Stored data entries:
- - - -
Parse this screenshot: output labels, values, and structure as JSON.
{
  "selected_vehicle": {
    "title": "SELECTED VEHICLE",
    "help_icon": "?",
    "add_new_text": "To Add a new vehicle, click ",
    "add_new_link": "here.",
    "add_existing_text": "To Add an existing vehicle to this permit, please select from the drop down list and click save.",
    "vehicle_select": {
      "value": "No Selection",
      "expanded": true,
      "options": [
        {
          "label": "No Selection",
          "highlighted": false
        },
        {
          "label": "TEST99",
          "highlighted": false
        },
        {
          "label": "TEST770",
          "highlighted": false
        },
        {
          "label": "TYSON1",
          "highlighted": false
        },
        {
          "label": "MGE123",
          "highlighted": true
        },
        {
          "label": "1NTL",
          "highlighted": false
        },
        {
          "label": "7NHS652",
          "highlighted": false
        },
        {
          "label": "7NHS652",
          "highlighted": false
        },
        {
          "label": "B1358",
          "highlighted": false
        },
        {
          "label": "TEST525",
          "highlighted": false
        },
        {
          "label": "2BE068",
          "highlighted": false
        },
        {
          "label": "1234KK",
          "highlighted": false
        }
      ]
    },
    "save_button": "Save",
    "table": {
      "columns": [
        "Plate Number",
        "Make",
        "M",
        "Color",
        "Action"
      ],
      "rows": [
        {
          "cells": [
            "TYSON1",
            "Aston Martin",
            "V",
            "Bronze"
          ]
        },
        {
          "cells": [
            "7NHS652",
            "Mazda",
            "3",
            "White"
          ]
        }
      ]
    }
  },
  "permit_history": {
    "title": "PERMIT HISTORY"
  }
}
- - - -
=== Description of the task ===
Within the listing above, find every line containing the string "title" and return it.

=== Solution for this problem ===
    "title": "SELECTED VEHICLE",
    "title": "PERMIT HISTORY"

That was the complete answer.